==== Verilen Metin
Fuad
Seferov
Kaynak:
http://www.medyagunlugu.com/
Hani bazı insanlar vardır hayatları roman gibidir,
başlarına gelmeyen kalmamıştır, ara sıra mutluluklar da vardır ama
mutsuzluklar, hayal kırıklıkları, pişmanlıklar ve şansızlıklar sanki yakalarına
yapışmış gibidir.
İşte, bu kişilerden biri "Komünist Salih" ya da
daha çok bilinen adıyla "Baytar Salih"...Yani, Nazım Hikmet'in
ölümün ardından şiir yazdığı, Uğur Mumcu'nun bir makalesinin tamamını ayırdığı
Türkiye Komünist Partisi 2. Genel Sekreteri Salih Hacıoğlu...
Aralarında Kalandar dergisinin de bulunduğu çeşitli
kaynaklardan toplanan bilgiler, kendi ağzından anlattıkları ve Medya
Günlüğü'nün yakınlarıyla yaptığı söyleşiler birleştirilince karşımıza
toplama kampında son bulan şöyle çileli bir hayat hikayesi çıkıyor:
Salih Hacıoğlu 1880 yılında Trabzon Tonya'da doğdu. 1903
yılında İstanbul'daki Baytar Mektebi'ni birincilikle bitirdi, bu yüzden hayatı
boyunca hep "Baytar Salih" olarak anıldı. 1910 yılında bitirdiği
Askeri Baytar Mektebi'nde iki yıl öğretmenlik yaptı. Binbaşı rütbesiyle Ankara
5. Kolordu Hayvan Hastanesi Müdürlüğü'ne atandı.
Ankara'da Sovyet temsilcisi Tatar Şerif Manatov'la tanışır
ve Manatov'un fikirlerinden çok etkilenir. 1920 yılında Ankara'da
arkadaşlarıyla "Emek" adlı bir gazete çıkarmaya başlarlar ve sık sık
konferanslar düzenlerler.
1921 yılında Çerkez Ethem ayaklanmasını desteklediği
gerekçesiyle tutuklanır. Altı ay hapis yattıktan sonra çıkar. 1920 yılında
Bakü'de kurulan ve Anadolu hareketine katılmak için yurda dönerken öldürülen
Mustafa Suphi önderliğindeki TKP'nin legal örgütü olarak kurulan Türkiye Halk
İştirakiyûn Fırkası'nın Ankara'da illegal olarak gerçekleştirilen kuruluş
Kongresi'nde Merkez Komitesi 1. sekreterliğine 1922 yılında seçilir. (Türkiye
Halk İştirakiyûn Fırkası'nın Kuruluş Kongresi TKP'nin 2. kongresi olarak kabul
edilmiştir.)
7 Aralık 1922′de Moskova'da yayımlanan "Kızıl
Şark" adlı dergide Baytar Salih'in; "Burjuva Beyefendileri" diye
başlayan ve TBMM hükümetini protesto eden bir yazısı yayımlanır.
========
==== Veri Bölümü
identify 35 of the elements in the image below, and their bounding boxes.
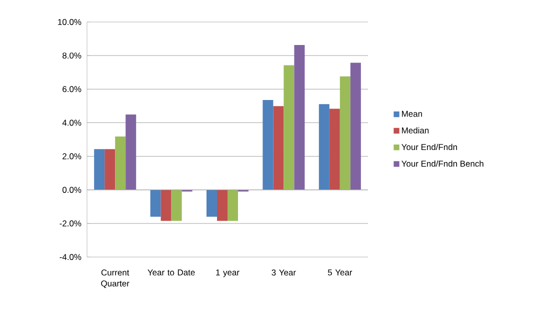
========
Görev Özeti 1:
Salih Hacıoğlu'nun hayatını anlatan metinden bir bölümü harfi harfine kopyalayın. Bölüm "Ankara'da Sovyet temsilcisi" sözlerini içeren yerde başlasın ve "edilmiştir.)" sözlerinden sonra bitsin.
Görev Özeti 2:
Salih Hacıoğlu'nun hayat hikâyesini anlatan metni, son cümlesinin ardından gelecek bölümü yazarak sürdürün.

Çıktı 1:
Ankara'da Sovyet temsilcisi Tatar Şerif Manatov'la tanışır
ve Manatov'un fikirlerinden çok etkilenir. 1920 yılında Ankara'da
arkadaşlarıyla "Emek" adlı bir gazete çıkarmaya başlarlar ve sık sık
konferanslar düzenlerler.
1921 yılında Çerkez Ethem ayaklanmasını desteklediği
gerekçesiyle tutuklanır. Altı ay hapis yattıktan sonra çıkar. 1920 yılında
Bakü'de kurulan ve Anadolu hareketine katılmak için yurda dönerken öldürülen
Mustafa Suphi önderliğindeki TKP'nin legal örgütü olarak kurulan Türkiye Halk
İştirakiyûn Fırkası'nın Ankara'da illegal olarak gerçekleştirilen kuruluş
Kongresi'nde Merkez Komitesi 1. sekreterliğine 1922 yılında seçilir. (Türkiye
Halk İştirakiyûn Fırkası'nın Kuruluş Kongresi TKP'nin 2. kongresi olarak kabul
edilmiştir.)

Çıktı 2:
Bu çalışmalar ve örgütlenmeler karşısında, Rauf Bey
hükümeti THİF'yi kapatır ve yöneticileri hakkında dava açar. 9 Ağustos 1923′de
sonuçlanan davada Salih Hacıoğlu ve parti yöneticilerinden 35′i ağır cezalara
çarptırılır.
1925 yılında TKP'nin 3. Kongresi İstanbul'da gizlice
toplanır. Salih Hacıoğlu bu kongrede merkez komitesi üyeliğine seçilir, fakat
partinin genel sekreteri Şefik Hüsnü Değmer ile aralarındaki anlaşmazlıklardan
dolayı partiden uzaklaştırılır.
1927 yılında Moskova'da toplanan Komintern'in 4. kongresine
katıldığı gerekçesiyle tutuklanır. 4 aylık cezasını çektikten sonra, 1928
yılında Nazım Hikmet'in de yardımıyla ailesiyle birlikte Sovyetler Birliği'ne
gider. Sovyetler Birliği'nde Türk devrimcilerinin eğitim gördüğü KUTV
üniversitesinde kısım şefliği ve veterinerlik görevlerinde bulunur.
1949 yılında eşinin kardeşinin ölümü üzerine Moskova'daki
Türkiye Büyükelçiliğine vize almak için başvurur. Bu başvuru nedeniyle Sovyet
yönetiminde casusluk suçlamasıyla tutuklanır. 15 yıl 6 ay ceza alır ve Altaylar
bölgesinde bir çalışma kampına ailesiyle birlikte sürgüne gönderilir. Bu esir
kampında sağ yanına inme iner ve 1954 yılında hayata gözlerini yumar. Ölümünden
sonra eşi Sabiha Sümbül Nazım Hikmet'ten yardım ister. Nazım Hikmet büyük
uğraşlar vererek, casusluk suçlamasıyla suçlanan Hacıoğlu'nun ölümünden sonra
aklanmasını ve ailesine 80 ruble maaş bağlanmasını sağlar.
Öykü kısaca böyle...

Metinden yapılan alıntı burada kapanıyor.